(WHAT YOU HAVE TO DO) Retype the lines from the line with "187, 525, 202]" up to and including the line with "Where are 39", keeping each one unchanged.

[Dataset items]
----------------------------------------

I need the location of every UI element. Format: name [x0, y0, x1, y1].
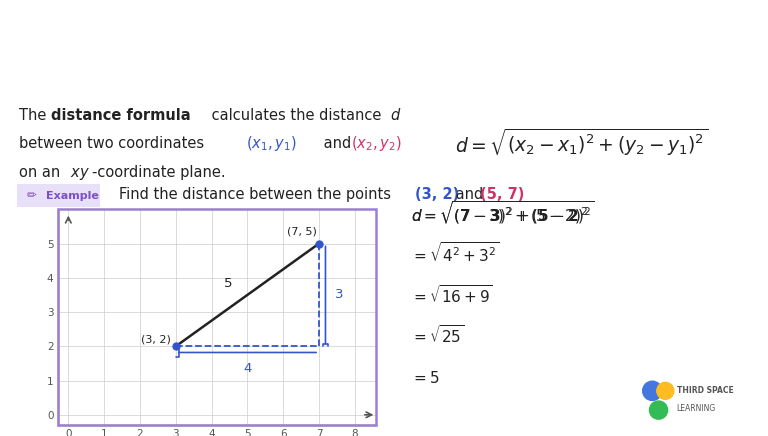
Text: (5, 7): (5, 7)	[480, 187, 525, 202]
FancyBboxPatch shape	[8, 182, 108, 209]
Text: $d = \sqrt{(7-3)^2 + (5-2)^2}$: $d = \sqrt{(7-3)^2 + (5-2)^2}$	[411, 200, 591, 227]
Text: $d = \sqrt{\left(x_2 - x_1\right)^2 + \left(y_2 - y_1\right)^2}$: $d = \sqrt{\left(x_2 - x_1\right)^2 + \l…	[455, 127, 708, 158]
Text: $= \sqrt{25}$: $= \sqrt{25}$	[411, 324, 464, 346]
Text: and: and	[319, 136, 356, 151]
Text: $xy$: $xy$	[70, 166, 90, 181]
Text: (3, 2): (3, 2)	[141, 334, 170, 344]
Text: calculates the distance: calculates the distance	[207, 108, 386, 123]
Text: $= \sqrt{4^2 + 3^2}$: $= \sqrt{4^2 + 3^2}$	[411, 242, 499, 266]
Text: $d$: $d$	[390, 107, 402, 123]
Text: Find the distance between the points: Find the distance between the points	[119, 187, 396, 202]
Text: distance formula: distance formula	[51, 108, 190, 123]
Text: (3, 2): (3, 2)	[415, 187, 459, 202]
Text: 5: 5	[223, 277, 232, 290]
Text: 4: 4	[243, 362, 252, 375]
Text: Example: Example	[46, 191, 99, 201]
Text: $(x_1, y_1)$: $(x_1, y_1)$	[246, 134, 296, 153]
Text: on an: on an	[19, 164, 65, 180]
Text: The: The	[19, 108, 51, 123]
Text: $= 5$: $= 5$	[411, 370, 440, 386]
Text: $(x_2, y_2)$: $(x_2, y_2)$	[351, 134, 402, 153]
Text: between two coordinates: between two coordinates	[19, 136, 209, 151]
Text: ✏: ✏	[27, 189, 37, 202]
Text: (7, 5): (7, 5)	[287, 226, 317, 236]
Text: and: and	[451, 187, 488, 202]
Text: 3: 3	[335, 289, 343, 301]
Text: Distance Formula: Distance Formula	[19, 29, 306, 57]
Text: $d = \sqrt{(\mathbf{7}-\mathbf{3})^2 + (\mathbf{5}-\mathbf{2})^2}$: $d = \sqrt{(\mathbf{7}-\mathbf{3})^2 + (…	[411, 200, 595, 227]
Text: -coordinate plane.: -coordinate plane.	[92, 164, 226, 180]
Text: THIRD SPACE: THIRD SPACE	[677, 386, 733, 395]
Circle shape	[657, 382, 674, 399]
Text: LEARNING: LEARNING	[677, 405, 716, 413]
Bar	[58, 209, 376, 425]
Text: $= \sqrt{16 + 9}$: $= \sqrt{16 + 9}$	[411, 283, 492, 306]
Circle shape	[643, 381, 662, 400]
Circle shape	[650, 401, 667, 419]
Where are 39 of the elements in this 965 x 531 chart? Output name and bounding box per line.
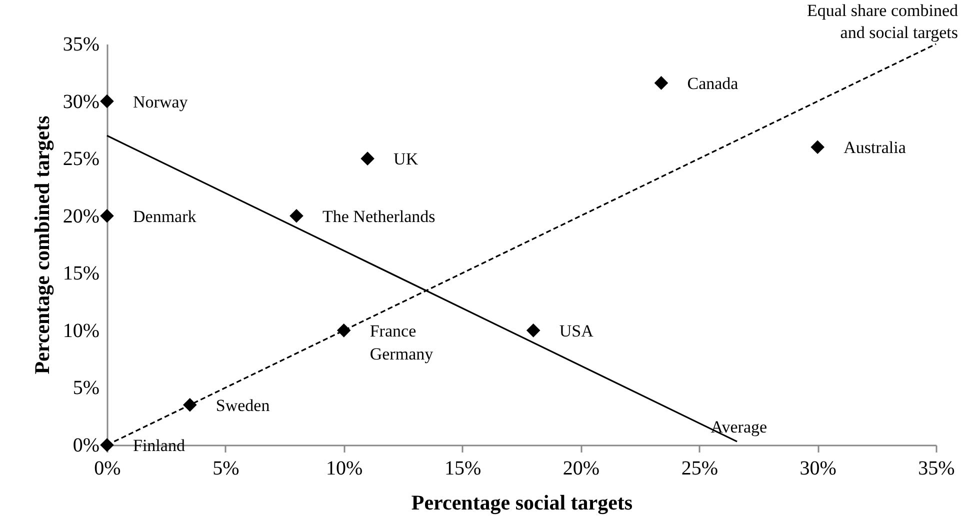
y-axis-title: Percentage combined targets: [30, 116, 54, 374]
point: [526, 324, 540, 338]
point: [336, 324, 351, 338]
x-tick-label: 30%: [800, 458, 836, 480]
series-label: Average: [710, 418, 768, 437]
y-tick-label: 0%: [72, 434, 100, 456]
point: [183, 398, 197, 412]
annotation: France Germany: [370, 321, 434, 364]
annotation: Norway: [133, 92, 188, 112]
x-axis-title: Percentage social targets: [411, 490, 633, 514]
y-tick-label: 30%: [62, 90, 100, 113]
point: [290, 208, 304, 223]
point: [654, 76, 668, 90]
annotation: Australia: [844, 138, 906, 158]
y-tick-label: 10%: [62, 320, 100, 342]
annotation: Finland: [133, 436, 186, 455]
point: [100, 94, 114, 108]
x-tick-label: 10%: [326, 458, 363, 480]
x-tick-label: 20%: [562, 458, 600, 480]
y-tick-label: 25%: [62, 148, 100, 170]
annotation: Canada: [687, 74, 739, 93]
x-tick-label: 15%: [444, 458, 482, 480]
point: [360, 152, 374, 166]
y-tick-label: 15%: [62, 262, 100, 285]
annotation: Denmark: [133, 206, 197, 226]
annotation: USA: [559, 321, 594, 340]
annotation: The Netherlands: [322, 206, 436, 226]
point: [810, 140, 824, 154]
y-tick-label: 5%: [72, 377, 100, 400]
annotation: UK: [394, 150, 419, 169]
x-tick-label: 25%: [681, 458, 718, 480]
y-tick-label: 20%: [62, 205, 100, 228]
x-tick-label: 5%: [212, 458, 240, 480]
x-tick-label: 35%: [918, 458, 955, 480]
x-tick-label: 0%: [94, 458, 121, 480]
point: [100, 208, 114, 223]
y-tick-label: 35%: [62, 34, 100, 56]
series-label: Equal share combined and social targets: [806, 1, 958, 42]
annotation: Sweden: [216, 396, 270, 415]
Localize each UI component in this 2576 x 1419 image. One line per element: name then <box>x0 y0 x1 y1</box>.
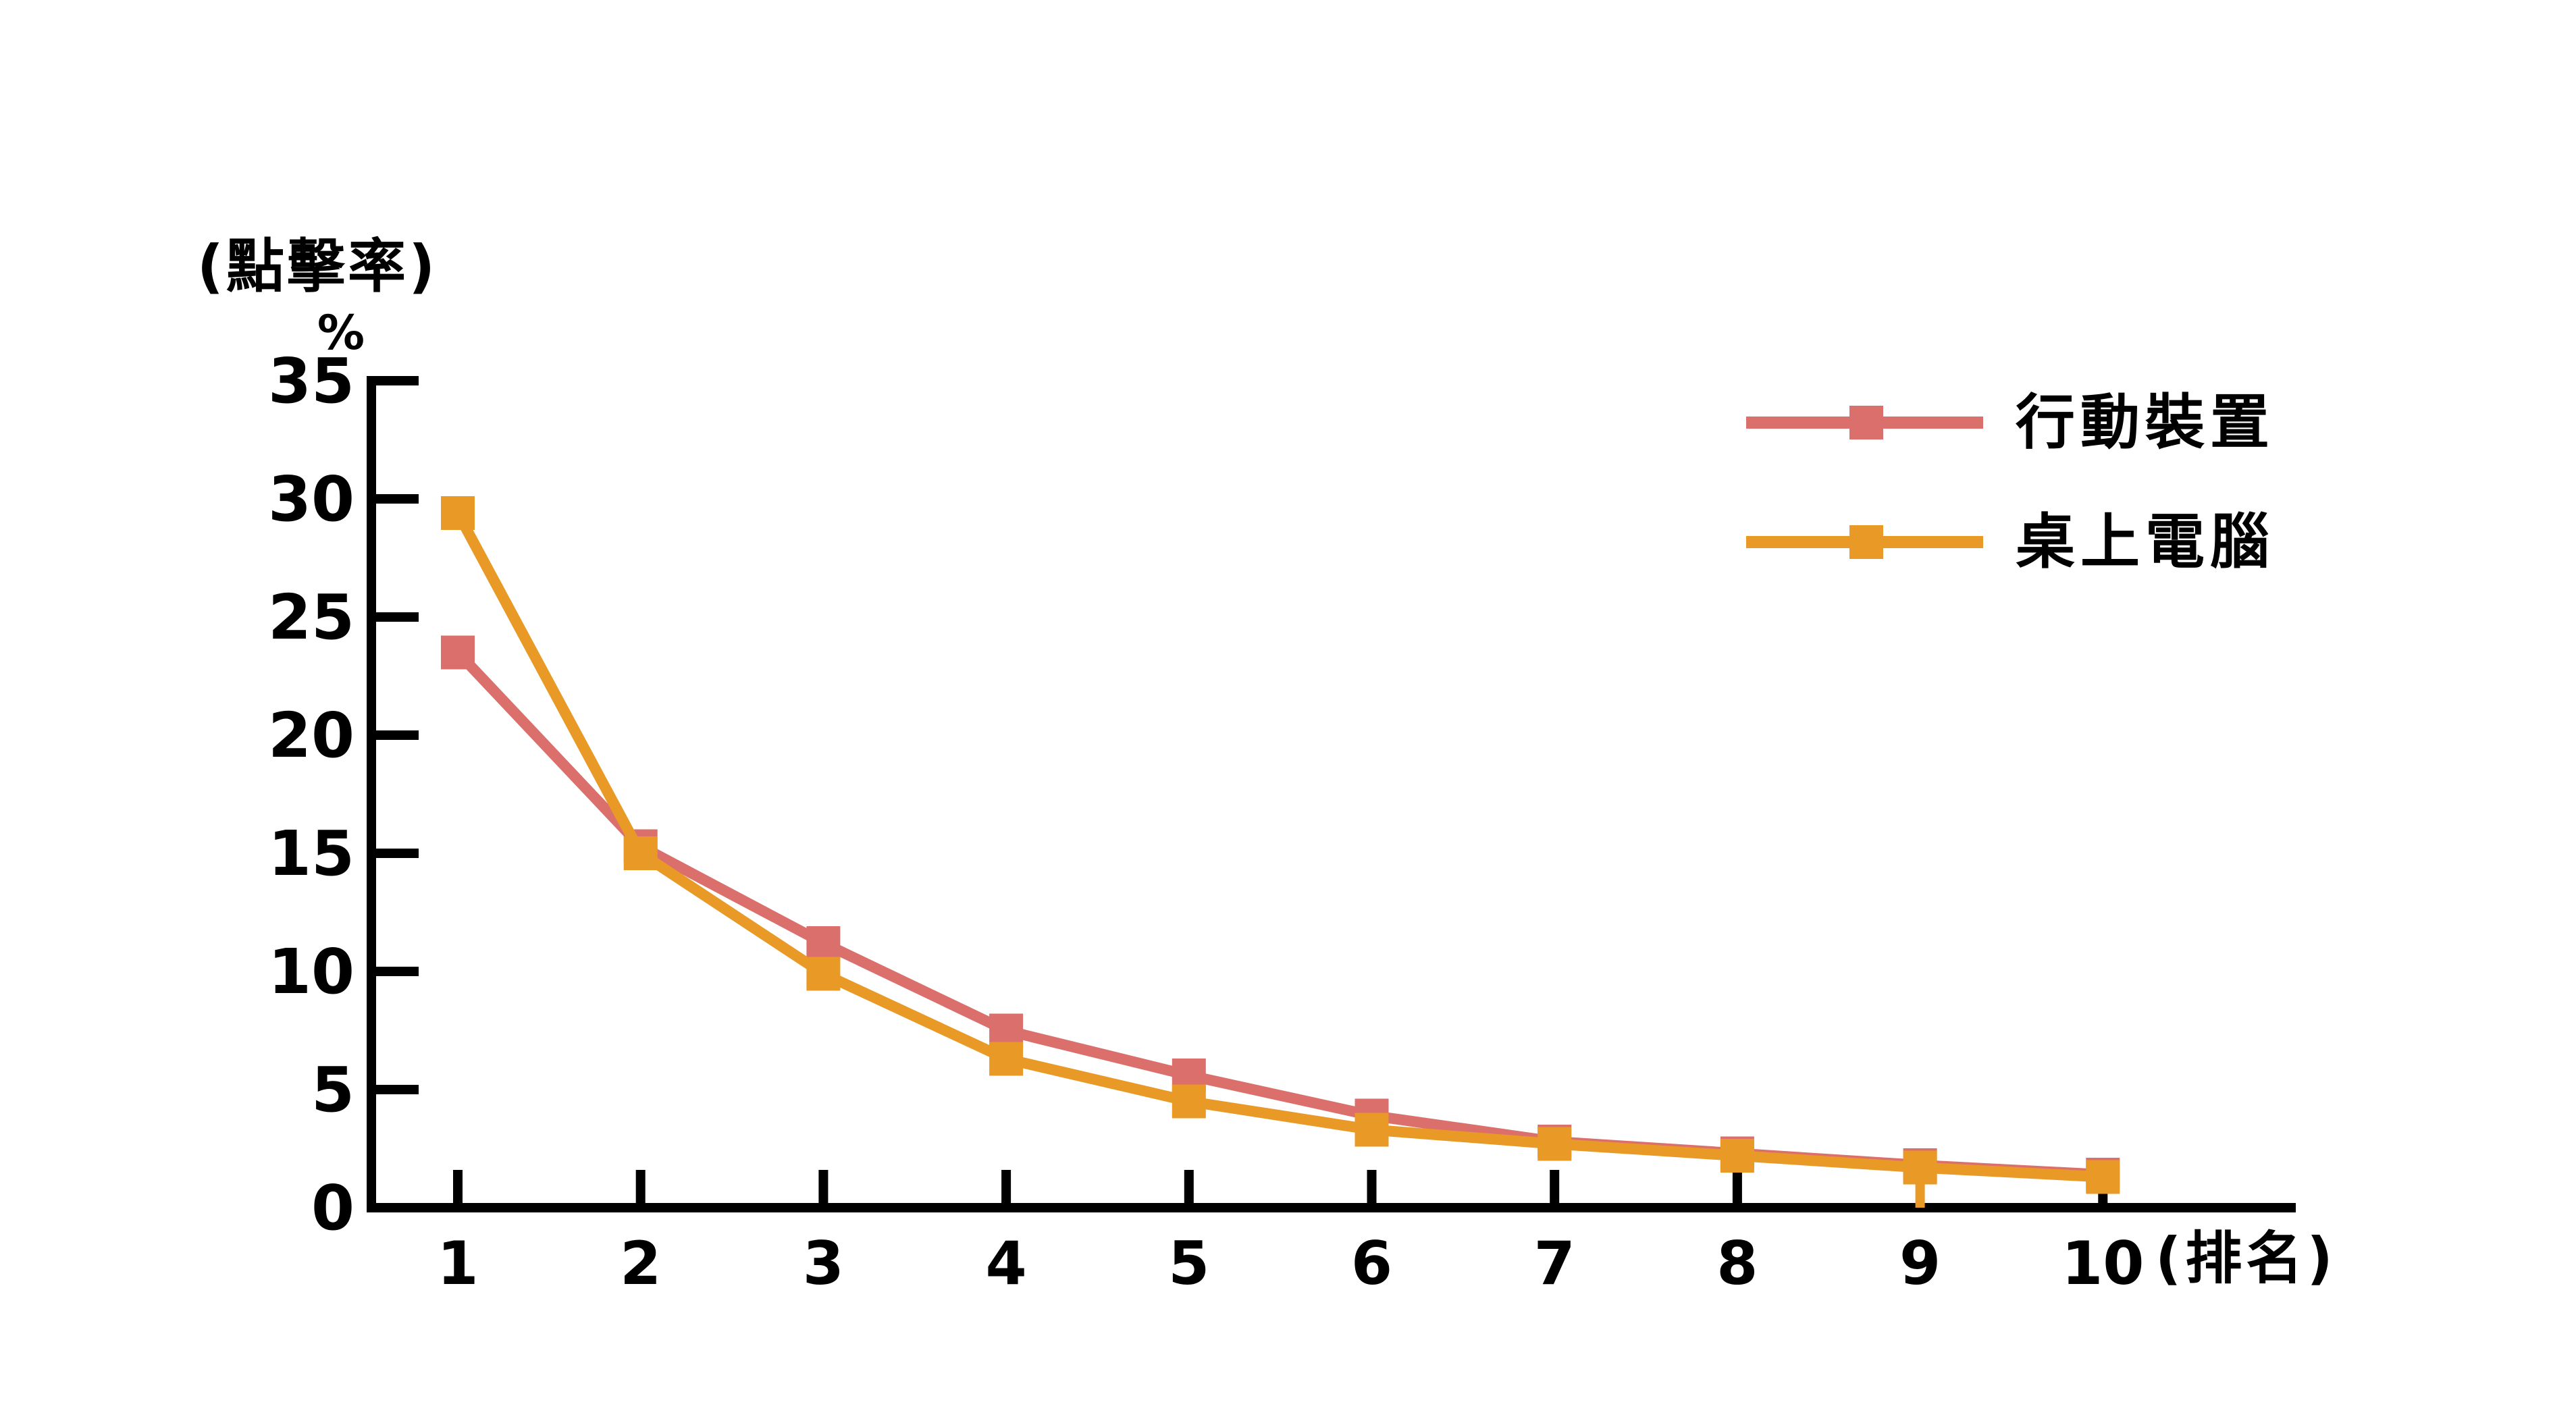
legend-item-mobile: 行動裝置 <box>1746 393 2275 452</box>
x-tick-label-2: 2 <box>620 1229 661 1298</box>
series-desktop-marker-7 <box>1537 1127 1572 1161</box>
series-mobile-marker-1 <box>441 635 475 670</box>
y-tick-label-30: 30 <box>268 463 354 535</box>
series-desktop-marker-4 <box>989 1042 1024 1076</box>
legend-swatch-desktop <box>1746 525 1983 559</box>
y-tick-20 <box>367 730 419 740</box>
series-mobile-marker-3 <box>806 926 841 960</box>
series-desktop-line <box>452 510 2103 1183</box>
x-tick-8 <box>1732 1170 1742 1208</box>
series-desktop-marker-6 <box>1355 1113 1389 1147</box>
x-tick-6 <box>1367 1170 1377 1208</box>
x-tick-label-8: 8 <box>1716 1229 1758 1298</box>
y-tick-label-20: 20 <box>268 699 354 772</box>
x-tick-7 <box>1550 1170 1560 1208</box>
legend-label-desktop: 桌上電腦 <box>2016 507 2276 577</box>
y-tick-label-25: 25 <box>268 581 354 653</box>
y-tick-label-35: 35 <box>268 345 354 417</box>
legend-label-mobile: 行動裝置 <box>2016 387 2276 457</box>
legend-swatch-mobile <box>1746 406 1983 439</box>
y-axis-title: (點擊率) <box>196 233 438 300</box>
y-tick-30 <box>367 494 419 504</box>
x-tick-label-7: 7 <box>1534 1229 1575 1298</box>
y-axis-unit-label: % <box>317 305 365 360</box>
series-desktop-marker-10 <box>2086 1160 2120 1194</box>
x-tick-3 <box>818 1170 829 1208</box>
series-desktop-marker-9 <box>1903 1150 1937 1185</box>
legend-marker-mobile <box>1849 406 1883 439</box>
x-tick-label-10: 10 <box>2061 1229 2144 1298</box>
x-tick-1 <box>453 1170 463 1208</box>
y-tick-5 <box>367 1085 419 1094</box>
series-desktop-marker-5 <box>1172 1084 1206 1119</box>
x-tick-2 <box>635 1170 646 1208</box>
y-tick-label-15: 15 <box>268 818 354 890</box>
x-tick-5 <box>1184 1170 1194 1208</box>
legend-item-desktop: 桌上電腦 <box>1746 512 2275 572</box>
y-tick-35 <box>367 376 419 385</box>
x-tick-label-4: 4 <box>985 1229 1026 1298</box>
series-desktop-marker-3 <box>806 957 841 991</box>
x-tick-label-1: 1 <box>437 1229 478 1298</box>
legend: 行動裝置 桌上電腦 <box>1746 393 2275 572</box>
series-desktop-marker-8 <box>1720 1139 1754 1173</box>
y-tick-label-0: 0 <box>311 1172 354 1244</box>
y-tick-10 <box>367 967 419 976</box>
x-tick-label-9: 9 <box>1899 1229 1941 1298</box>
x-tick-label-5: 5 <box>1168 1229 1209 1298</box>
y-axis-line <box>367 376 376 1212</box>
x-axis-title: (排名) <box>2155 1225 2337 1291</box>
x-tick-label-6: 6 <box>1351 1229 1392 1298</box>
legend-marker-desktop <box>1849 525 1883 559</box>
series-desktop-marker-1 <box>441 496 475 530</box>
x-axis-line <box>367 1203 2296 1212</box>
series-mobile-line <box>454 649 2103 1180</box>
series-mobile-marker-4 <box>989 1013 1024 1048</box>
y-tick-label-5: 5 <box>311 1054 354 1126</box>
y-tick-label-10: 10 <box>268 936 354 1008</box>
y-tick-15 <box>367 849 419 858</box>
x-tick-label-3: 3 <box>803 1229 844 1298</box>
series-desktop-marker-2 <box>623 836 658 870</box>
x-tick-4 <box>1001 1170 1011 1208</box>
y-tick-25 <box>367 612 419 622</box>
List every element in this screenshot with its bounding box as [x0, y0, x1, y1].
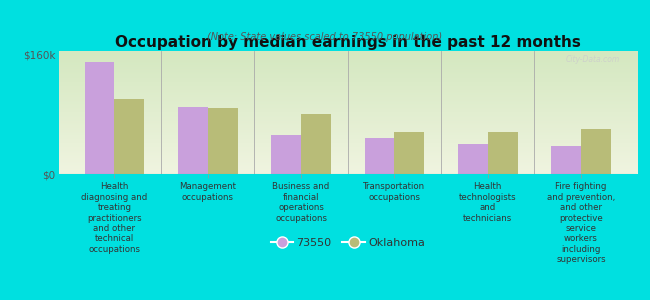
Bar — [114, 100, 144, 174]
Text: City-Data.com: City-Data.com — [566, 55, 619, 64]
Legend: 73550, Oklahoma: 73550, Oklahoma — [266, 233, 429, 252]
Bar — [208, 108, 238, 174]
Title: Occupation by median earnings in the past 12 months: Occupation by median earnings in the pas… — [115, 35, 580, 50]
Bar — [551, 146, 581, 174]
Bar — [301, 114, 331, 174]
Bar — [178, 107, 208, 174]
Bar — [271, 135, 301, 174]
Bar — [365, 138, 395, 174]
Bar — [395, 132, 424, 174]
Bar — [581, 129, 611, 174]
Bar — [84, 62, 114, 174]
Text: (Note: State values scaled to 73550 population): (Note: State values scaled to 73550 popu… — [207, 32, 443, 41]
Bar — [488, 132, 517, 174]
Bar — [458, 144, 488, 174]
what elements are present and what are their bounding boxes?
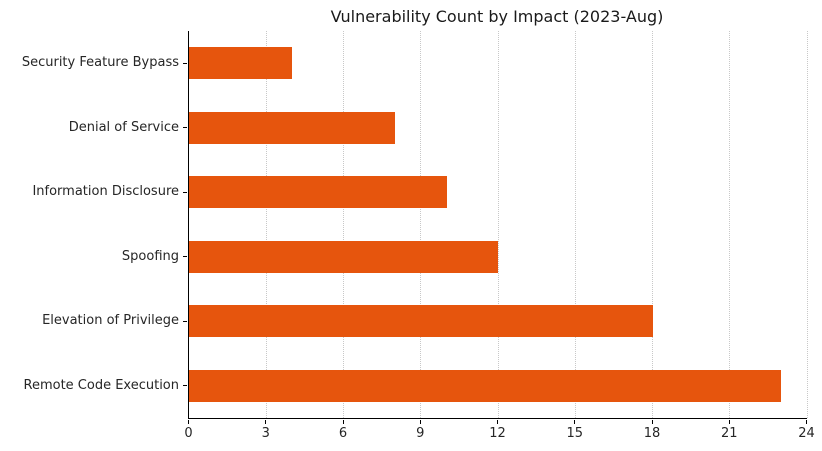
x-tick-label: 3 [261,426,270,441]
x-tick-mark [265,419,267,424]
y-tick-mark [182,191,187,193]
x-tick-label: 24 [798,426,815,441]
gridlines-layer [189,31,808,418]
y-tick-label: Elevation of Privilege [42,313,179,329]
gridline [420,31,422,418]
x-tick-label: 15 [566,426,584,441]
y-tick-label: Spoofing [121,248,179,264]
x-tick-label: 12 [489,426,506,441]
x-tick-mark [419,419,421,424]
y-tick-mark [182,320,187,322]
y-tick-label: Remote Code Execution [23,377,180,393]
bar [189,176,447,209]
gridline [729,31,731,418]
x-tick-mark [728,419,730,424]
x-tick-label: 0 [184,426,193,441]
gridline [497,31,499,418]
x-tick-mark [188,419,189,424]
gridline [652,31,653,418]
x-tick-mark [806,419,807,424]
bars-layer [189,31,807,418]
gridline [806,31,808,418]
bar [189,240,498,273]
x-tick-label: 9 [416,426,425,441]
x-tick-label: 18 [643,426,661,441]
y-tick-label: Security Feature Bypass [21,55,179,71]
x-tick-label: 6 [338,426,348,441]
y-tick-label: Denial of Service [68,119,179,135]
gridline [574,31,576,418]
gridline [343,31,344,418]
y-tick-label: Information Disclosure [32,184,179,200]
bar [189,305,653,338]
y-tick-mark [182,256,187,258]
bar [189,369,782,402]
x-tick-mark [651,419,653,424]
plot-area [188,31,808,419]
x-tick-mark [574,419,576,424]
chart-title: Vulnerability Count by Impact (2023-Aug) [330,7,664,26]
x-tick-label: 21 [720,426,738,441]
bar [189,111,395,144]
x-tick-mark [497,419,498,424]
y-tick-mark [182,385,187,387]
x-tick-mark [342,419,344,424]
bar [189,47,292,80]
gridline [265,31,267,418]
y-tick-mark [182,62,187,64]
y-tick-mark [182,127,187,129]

----------------------------------------

(CORRECT RESPONSE)
Text: (5, 7): (5, 7)	[480, 187, 525, 202]
FancyBboxPatch shape	[8, 182, 108, 209]
Text: $d = \sqrt{(7-3)^2 + (5-2)^2}$: $d = \sqrt{(7-3)^2 + (5-2)^2}$	[411, 200, 591, 227]
Text: $d = \sqrt{\left(x_2 - x_1\right)^2 + \left(y_2 - y_1\right)^2}$: $d = \sqrt{\left(x_2 - x_1\right)^2 + \l…	[455, 127, 708, 158]
Text: $= \sqrt{25}$: $= \sqrt{25}$	[411, 324, 464, 346]
Text: and: and	[319, 136, 356, 151]
Text: $xy$: $xy$	[70, 166, 90, 181]
Text: (3, 2): (3, 2)	[141, 334, 170, 344]
Text: calculates the distance: calculates the distance	[207, 108, 386, 123]
Text: $= \sqrt{4^2 + 3^2}$: $= \sqrt{4^2 + 3^2}$	[411, 242, 499, 266]
Text: $d$: $d$	[390, 107, 402, 123]
Text: Find the distance between the points: Find the distance between the points	[119, 187, 396, 202]
Text: distance formula: distance formula	[51, 108, 190, 123]
Text: (3, 2): (3, 2)	[415, 187, 459, 202]
Text: 5: 5	[223, 277, 232, 290]
Text: 4: 4	[243, 362, 252, 375]
Text: Example: Example	[46, 191, 99, 201]
Text: $(x_1, y_1)$: $(x_1, y_1)$	[246, 134, 296, 153]
Text: on an: on an	[19, 164, 65, 180]
Text: The: The	[19, 108, 51, 123]
Text: $= 5$: $= 5$	[411, 370, 440, 386]
Text: $(x_2, y_2)$: $(x_2, y_2)$	[351, 134, 402, 153]
Text: between two coordinates: between two coordinates	[19, 136, 209, 151]
Text: ✏: ✏	[27, 189, 37, 202]
Text: (7, 5): (7, 5)	[287, 226, 317, 236]
Text: and: and	[451, 187, 488, 202]
Text: 3: 3	[335, 289, 343, 301]
Text: Distance Formula: Distance Formula	[19, 29, 306, 57]
Text: $d = \sqrt{(\mathbf{7}-\mathbf{3})^2 + (\mathbf{5}-\mathbf{2})^2}$: $d = \sqrt{(\mathbf{7}-\mathbf{3})^2 + (…	[411, 200, 595, 227]
Text: -coordinate plane.: -coordinate plane.	[92, 164, 226, 180]
Text: THIRD SPACE: THIRD SPACE	[677, 386, 733, 395]
Circle shape	[657, 382, 674, 399]
Text: LEARNING: LEARNING	[677, 405, 716, 413]
Bar	[58, 209, 376, 425]
Text: $= \sqrt{16 + 9}$: $= \sqrt{16 + 9}$	[411, 283, 492, 306]
Circle shape	[643, 381, 662, 400]
Circle shape	[650, 401, 667, 419]
Where are 39 of the elements in this 965 x 531 chart? Output name and bounding box per line.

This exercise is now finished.